§ Directive
List every line in this data where the string "inflammatoires" occurs.

Dataset records:
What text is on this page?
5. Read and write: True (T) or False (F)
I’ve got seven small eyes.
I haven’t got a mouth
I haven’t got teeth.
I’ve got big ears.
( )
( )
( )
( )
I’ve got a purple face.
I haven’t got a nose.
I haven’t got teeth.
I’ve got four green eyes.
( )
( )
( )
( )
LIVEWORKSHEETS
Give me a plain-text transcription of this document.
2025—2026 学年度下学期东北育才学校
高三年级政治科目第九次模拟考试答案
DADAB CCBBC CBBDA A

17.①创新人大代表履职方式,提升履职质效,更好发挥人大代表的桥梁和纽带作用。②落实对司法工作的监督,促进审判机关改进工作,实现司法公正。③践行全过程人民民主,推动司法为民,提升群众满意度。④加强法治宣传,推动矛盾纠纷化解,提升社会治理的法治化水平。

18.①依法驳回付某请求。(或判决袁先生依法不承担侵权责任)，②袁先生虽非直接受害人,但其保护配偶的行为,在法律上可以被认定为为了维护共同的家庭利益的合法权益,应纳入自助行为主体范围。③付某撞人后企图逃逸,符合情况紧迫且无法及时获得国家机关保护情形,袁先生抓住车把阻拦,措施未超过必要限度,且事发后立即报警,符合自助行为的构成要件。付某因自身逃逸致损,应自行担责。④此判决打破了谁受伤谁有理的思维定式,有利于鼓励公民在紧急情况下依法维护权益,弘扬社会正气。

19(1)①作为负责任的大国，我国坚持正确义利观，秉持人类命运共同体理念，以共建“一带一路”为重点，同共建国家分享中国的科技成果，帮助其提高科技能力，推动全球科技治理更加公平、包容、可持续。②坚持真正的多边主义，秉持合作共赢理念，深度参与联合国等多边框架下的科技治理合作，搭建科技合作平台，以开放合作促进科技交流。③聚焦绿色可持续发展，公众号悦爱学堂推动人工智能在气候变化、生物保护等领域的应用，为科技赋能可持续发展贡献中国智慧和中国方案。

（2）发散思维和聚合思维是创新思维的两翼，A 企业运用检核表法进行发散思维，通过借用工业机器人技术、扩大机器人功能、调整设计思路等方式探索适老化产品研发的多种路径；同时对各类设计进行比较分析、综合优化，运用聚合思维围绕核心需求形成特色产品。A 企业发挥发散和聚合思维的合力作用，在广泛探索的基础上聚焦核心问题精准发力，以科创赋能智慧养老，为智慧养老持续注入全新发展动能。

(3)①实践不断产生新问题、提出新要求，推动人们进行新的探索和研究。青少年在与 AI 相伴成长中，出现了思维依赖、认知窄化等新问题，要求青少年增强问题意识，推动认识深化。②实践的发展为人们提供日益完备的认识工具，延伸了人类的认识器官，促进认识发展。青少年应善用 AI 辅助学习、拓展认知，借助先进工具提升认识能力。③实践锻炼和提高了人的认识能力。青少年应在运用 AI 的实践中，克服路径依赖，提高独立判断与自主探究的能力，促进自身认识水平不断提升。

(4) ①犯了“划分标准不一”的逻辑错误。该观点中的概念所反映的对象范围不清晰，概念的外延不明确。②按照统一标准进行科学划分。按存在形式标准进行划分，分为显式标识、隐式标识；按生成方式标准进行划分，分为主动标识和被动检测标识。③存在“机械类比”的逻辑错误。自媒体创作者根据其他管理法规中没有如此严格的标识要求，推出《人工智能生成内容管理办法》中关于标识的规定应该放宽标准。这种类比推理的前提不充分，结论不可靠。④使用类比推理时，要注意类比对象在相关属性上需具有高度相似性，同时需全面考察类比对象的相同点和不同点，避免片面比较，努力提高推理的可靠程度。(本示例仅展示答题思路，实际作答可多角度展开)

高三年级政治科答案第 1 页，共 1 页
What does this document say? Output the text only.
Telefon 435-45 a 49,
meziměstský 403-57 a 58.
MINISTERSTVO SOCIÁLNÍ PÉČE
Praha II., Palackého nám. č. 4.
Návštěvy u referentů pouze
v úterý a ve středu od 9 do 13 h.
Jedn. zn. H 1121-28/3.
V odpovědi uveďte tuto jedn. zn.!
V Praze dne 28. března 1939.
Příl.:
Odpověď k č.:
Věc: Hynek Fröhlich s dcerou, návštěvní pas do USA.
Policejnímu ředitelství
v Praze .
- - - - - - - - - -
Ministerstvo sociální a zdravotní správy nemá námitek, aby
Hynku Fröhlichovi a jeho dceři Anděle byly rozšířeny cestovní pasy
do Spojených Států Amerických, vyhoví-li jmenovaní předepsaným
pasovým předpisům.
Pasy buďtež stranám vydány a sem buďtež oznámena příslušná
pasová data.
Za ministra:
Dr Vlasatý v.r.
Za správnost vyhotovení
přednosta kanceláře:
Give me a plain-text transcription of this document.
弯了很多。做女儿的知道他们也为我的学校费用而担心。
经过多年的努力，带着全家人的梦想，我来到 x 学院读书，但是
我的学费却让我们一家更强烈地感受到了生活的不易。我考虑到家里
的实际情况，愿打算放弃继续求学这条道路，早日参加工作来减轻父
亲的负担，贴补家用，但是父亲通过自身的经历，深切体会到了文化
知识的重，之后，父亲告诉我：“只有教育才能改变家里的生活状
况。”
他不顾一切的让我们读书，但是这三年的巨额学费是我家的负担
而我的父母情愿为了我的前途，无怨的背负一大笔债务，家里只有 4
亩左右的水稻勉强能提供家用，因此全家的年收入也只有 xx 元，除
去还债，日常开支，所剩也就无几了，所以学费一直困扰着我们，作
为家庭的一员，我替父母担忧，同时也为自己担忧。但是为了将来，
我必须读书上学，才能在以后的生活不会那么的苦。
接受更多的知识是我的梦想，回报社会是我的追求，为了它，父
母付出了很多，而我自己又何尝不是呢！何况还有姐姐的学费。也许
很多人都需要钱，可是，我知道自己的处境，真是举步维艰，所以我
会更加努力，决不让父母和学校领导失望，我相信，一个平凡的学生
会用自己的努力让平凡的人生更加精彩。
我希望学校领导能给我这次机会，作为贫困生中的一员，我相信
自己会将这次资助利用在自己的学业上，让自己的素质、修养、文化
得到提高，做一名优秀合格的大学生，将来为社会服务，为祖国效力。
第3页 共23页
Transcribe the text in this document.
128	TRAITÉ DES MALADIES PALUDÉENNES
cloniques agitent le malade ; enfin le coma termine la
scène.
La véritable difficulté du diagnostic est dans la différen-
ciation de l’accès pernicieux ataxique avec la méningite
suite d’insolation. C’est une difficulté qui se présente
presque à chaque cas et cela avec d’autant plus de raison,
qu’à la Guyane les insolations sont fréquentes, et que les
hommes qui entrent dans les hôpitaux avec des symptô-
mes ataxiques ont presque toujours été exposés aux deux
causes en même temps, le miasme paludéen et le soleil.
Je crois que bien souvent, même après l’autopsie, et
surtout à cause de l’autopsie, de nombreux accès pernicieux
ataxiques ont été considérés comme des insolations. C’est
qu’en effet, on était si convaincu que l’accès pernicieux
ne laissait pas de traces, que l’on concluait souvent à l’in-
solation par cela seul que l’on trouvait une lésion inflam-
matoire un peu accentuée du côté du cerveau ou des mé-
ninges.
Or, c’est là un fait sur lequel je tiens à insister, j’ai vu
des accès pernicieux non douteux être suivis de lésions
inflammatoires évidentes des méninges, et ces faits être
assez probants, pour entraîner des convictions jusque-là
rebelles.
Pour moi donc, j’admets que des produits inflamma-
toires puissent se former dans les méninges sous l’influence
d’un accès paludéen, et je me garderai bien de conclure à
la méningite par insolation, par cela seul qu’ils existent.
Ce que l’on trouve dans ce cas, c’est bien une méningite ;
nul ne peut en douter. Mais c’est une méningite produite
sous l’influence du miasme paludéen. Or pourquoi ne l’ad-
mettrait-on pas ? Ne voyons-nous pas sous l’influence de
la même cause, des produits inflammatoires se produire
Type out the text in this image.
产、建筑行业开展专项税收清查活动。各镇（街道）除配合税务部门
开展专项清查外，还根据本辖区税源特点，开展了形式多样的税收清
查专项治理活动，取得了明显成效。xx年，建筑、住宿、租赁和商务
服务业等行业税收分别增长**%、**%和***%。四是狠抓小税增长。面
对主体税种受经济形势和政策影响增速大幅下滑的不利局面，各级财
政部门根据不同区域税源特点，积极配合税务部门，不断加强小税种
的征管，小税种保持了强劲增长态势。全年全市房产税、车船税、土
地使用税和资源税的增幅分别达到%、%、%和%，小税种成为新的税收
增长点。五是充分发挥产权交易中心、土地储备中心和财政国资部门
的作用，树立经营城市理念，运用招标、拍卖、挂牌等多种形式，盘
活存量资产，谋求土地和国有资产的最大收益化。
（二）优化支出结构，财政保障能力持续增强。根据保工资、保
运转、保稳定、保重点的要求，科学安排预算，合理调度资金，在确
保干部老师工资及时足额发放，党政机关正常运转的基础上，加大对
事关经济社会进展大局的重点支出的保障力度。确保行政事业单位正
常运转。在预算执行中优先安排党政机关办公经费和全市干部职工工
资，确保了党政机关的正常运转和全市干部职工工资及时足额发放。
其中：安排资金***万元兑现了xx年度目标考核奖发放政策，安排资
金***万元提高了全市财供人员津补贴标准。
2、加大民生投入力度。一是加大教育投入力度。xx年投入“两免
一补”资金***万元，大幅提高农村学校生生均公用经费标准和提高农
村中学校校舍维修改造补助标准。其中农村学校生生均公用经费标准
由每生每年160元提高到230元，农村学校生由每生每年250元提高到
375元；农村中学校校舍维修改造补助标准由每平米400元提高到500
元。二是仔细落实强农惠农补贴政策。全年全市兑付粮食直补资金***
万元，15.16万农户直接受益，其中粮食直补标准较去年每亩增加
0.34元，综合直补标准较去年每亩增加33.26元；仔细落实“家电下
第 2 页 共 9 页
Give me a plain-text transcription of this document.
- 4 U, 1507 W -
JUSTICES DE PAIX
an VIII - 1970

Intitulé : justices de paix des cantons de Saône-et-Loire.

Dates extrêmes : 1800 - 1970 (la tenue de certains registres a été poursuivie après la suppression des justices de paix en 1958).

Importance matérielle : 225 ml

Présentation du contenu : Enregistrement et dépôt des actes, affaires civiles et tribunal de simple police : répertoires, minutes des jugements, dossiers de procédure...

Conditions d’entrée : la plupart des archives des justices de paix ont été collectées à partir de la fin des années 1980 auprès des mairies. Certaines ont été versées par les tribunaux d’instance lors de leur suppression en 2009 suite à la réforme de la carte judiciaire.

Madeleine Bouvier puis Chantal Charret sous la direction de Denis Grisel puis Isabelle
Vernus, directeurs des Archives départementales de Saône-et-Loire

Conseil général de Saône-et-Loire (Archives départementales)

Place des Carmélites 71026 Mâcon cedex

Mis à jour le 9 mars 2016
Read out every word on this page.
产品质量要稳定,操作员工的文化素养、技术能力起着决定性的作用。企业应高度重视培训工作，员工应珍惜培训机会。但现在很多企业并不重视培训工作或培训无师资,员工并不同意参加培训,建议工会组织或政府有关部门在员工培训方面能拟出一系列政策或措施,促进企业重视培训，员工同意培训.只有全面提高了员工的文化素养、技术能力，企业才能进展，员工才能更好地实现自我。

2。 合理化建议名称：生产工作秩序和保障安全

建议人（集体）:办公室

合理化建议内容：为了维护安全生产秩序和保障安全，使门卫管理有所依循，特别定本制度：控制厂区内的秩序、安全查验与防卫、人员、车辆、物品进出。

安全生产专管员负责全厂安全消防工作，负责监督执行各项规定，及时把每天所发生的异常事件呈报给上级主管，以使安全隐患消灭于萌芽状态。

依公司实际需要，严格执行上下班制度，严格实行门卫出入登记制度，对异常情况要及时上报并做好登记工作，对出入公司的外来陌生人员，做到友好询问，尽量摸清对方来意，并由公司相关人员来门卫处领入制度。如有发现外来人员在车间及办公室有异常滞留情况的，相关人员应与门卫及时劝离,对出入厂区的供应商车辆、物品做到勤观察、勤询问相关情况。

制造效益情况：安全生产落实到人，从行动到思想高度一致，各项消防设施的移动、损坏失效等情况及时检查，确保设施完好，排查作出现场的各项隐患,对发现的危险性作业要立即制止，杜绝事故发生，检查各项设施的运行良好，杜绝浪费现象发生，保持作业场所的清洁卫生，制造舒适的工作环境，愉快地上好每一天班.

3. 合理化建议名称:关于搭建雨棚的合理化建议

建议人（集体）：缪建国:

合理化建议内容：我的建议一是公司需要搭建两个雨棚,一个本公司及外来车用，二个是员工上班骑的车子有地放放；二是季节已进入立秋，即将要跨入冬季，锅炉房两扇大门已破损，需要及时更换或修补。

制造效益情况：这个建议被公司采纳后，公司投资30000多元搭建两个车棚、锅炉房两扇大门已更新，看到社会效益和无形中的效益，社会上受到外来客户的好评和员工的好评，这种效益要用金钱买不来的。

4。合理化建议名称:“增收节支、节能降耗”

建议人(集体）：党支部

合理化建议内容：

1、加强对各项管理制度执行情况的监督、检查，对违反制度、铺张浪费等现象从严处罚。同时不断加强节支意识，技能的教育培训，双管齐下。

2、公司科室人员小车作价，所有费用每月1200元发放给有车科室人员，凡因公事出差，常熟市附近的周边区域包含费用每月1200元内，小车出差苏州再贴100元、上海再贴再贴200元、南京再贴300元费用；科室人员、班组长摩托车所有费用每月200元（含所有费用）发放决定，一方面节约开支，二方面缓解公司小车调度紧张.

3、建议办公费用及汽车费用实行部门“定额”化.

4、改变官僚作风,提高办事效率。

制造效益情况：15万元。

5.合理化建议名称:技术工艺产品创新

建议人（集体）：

§ The completed task
inflammatoires évidentes des méninges, et ces faits être
la même cause, des produits inflammatoires se produire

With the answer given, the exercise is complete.